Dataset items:
# # # #

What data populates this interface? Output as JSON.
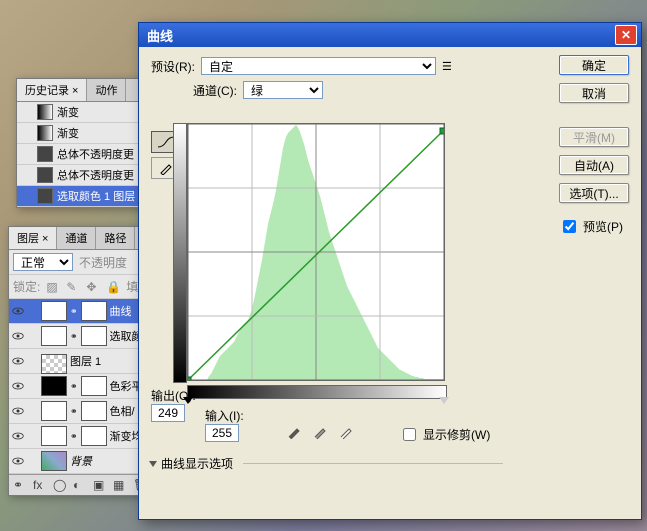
{
  "history_panel": {
    "tabs": [
      "历史记录 ×",
      "动作"
    ],
    "active_tab": 0,
    "items": [
      {
        "label": "渐变",
        "swatch": "grad"
      },
      {
        "label": "渐变",
        "swatch": "grad"
      },
      {
        "label": "总体不透明度更",
        "swatch": "dark"
      },
      {
        "label": "总体不透明度更",
        "swatch": "dark"
      },
      {
        "label": "选取颜色 1 图层",
        "swatch": "dark",
        "selected": true
      }
    ]
  },
  "layers_panel": {
    "tabs": [
      "图层 ×",
      "通道",
      "路径"
    ],
    "active_tab": 0,
    "blend_label": "正常",
    "opacity_label": "不透明度",
    "lock_label": "锁定:",
    "fill_label": "填充",
    "layers": [
      {
        "name": "曲线",
        "thumb": "white",
        "mask": true,
        "selected": true,
        "linked": true
      },
      {
        "name": "选取颜",
        "thumb": "white",
        "mask": true,
        "linked": true
      },
      {
        "name": "图层 1",
        "thumb": "chk"
      },
      {
        "name": "色彩平",
        "thumb": "blk",
        "mask": true,
        "linked": true
      },
      {
        "name": "色相/",
        "thumb": "white",
        "mask": true,
        "linked": true
      },
      {
        "name": "渐变均",
        "thumb": "white",
        "mask": true,
        "linked": true
      },
      {
        "name": "背景",
        "thumb": "img",
        "italic": true,
        "locked": true
      }
    ]
  },
  "curves_dialog": {
    "title": "曲线",
    "preset_label": "预设(R):",
    "preset_value": "自定",
    "channel_label": "通道(C):",
    "channel_value": "绿",
    "output_label": "输出(O):",
    "output_value": "249",
    "input_label": "输入(I):",
    "input_value": "255",
    "show_clipping_label": "显示修剪(W)",
    "show_clipping_checked": false,
    "curve_options_label": "曲线显示选项",
    "buttons": {
      "ok": "确定",
      "cancel": "取消",
      "smooth": "平滑(M)",
      "auto": "自动(A)",
      "options": "选项(T)..."
    },
    "preview_label": "预览(P)",
    "preview_checked": true,
    "eyedroppers": [
      "black-point",
      "gray-point",
      "white-point"
    ],
    "curve_tools": [
      "curve-point-tool",
      "pencil-tool"
    ]
  },
  "chart_data": {
    "type": "line",
    "title": "",
    "xlabel": "输入",
    "ylabel": "输出",
    "xlim": [
      0,
      255
    ],
    "ylim": [
      0,
      255
    ],
    "curve_points": [
      {
        "x": 0,
        "y": 0
      },
      {
        "x": 255,
        "y": 249
      }
    ],
    "histogram_channel": "green",
    "histogram": [
      0,
      0,
      0,
      0,
      0,
      0,
      0,
      0,
      0,
      0,
      0,
      0,
      0,
      0,
      0,
      0,
      0,
      0,
      0,
      0,
      2,
      4,
      5,
      6,
      8,
      10,
      12,
      14,
      16,
      18,
      20,
      22,
      24,
      25,
      26,
      27,
      28,
      29,
      30,
      31,
      32,
      33,
      34,
      35,
      36,
      37,
      38,
      40,
      42,
      44,
      46,
      48,
      50,
      52,
      54,
      55,
      56,
      57,
      58,
      59,
      60,
      62,
      65,
      68,
      72,
      76,
      80,
      85,
      90,
      95,
      100,
      105,
      110,
      115,
      120,
      126,
      132,
      138,
      144,
      150,
      156,
      160,
      164,
      168,
      172,
      176,
      180,
      185,
      190,
      196,
      202,
      208,
      214,
      220,
      226,
      232,
      236,
      240,
      243,
      245,
      247,
      248,
      249,
      250,
      251,
      252,
      253,
      254,
      255,
      254,
      252,
      250,
      248,
      245,
      242,
      239,
      236,
      232,
      228,
      224,
      220,
      217,
      214,
      211,
      208,
      205,
      202,
      199,
      196,
      193,
      190,
      187,
      184,
      180,
      176,
      172,
      168,
      164,
      160,
      156,
      152,
      148,
      145,
      142,
      139,
      136,
      133,
      130,
      127,
      124,
      121,
      118,
      115,
      112,
      109,
      106,
      103,
      100,
      97,
      94,
      92,
      90,
      88,
      86,
      84,
      82,
      80,
      78,
      76,
      74,
      72,
      70,
      68,
      66,
      64,
      62,
      60,
      58,
      56,
      54,
      52,
      50,
      48,
      46,
      44,
      42,
      40,
      38,
      36,
      34,
      32,
      31,
      30,
      29,
      28,
      27,
      26,
      25,
      24,
      23,
      22,
      21,
      20,
      19,
      18,
      17,
      16,
      15,
      14,
      13,
      12,
      11,
      10,
      10,
      9,
      9,
      8,
      8,
      7,
      7,
      6,
      6,
      5,
      5,
      4,
      4,
      4,
      3,
      3,
      3,
      3,
      2,
      2,
      2,
      2,
      2,
      1,
      1,
      1,
      1,
      1,
      1,
      1,
      1,
      1,
      1,
      1,
      1,
      1,
      1,
      1,
      1,
      1,
      1,
      1,
      1
    ]
  }
}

# # # #

Without the pictures, restate all of the entries above verbatim.

→ SOLVED EXERCISE
What data populates this interface? Output as JSON.
{
  "history_panel": {
    "tabs": [
      "历史记录 ×",
      "动作"
    ],
    "active_tab": 0,
    "items": [
      {
        "label": "渐变",
        "swatch": "grad"
      },
      {
        "label": "渐变",
        "swatch": "grad"
      },
      {
        "label": "总体不透明度更",
        "swatch": "dark"
      },
      {
        "label": "总体不透明度更",
        "swatch": "dark"
      },
      {
        "label": "选取颜色 1 图层",
        "swatch": "dark",
        "selected": true
      }
    ]
  },
  "layers_panel": {
    "tabs": [
      "图层 ×",
      "通道",
      "路径"
    ],
    "active_tab": 0,
    "blend_label": "正常",
    "opacity_label": "不透明度",
    "lock_label": "锁定:",
    "fill_label": "填充",
    "layers": [
      {
        "name": "曲线",
        "thumb": "white",
        "mask": true,
        "selected": true,
        "linked": true
      },
      {
        "name": "选取颜",
        "thumb": "white",
        "mask": true,
        "linked": true
      },
      {
        "name": "图层 1",
        "thumb": "chk"
      },
      {
        "name": "色彩平",
        "thumb": "blk",
        "mask": true,
        "linked": true
      },
      {
        "name": "色相/",
        "thumb": "white",
        "mask": true,
        "linked": true
      },
      {
        "name": "渐变均",
        "thumb": "white",
        "mask": true,
        "linked": true
      },
      {
        "name": "背景",
        "thumb": "img",
        "italic": true,
        "locked": true
      }
    ]
  },
  "curves_dialog": {
    "title": "曲线",
    "preset_label": "预设(R):",
    "preset_value": "自定",
    "channel_label": "通道(C):",
    "channel_value": "绿",
    "output_label": "输出(O):",
    "output_value": "249",
    "input_label": "输入(I):",
    "input_value": "255",
    "show_clipping_label": "显示修剪(W)",
    "show_clipping_checked": false,
    "curve_options_label": "曲线显示选项",
    "buttons": {
      "ok": "确定",
      "cancel": "取消",
      "smooth": "平滑(M)",
      "auto": "自动(A)",
      "options": "选项(T)..."
    },
    "preview_label": "预览(P)",
    "preview_checked": true,
    "eyedroppers": [
      "black-point",
      "gray-point",
      "white-point"
    ],
    "curve_tools": [
      "curve-point-tool",
      "pencil-tool"
    ]
  },
  "chart_data": {
    "type": "line",
    "title": "",
    "xlabel": "输入",
    "ylabel": "输出",
    "xlim": [
      0,
      255
    ],
    "ylim": [
      0,
      255
    ],
    "curve_points": [
      {
        "x": 0,
        "y": 0
      },
      {
        "x": 255,
        "y": 249
      }
    ],
    "histogram_channel": "green",
    "histogram": [
      0,
      0,
      0,
      0,
      0,
      0,
      0,
      0,
      0,
      0,
      0,
      0,
      0,
      0,
      0,
      0,
      0,
      0,
      0,
      0,
      2,
      4,
      5,
      6,
      8,
      10,
      12,
      14,
      16,
      18,
      20,
      22,
      24,
      25,
      26,
      27,
      28,
      29,
      30,
      31,
      32,
      33,
      34,
      35,
      36,
      37,
      38,
      40,
      42,
      44,
      46,
      48,
      50,
      52,
      54,
      55,
      56,
      57,
      58,
      59,
      60,
      62,
      65,
      68,
      72,
      76,
      80,
      85,
      90,
      95,
      100,
      105,
      110,
      115,
      120,
      126,
      132,
      138,
      144,
      150,
      156,
      160,
      164,
      168,
      172,
      176,
      180,
      185,
      190,
      196,
      202,
      208,
      214,
      220,
      226,
      232,
      236,
      240,
      243,
      245,
      247,
      248,
      249,
      250,
      251,
      252,
      253,
      254,
      255,
      254,
      252,
      250,
      248,
      245,
      242,
      239,
      236,
      232,
      228,
      224,
      220,
      217,
      214,
      211,
      208,
      205,
      202,
      199,
      196,
      193,
      190,
      187,
      184,
      180,
      176,
      172,
      168,
      164,
      160,
      156,
      152,
      148,
      145,
      142,
      139,
      136,
      133,
      130,
      127,
      124,
      121,
      118,
      115,
      112,
      109,
      106,
      103,
      100,
      97,
      94,
      92,
      90,
      88,
      86,
      84,
      82,
      80,
      78,
      76,
      74,
      72,
      70,
      68,
      66,
      64,
      62,
      60,
      58,
      56,
      54,
      52,
      50,
      48,
      46,
      44,
      42,
      40,
      38,
      36,
      34,
      32,
      31,
      30,
      29,
      28,
      27,
      26,
      25,
      24,
      23,
      22,
      21,
      20,
      19,
      18,
      17,
      16,
      15,
      14,
      13,
      12,
      11,
      10,
      10,
      9,
      9,
      8,
      8,
      7,
      7,
      6,
      6,
      5,
      5,
      4,
      4,
      4,
      3,
      3,
      3,
      3,
      2,
      2,
      2,
      2,
      2,
      1,
      1,
      1,
      1,
      1,
      1,
      1,
      1,
      1,
      1,
      1,
      1,
      1,
      1,
      1,
      1,
      1,
      1,
      1,
      1
    ]
  }
}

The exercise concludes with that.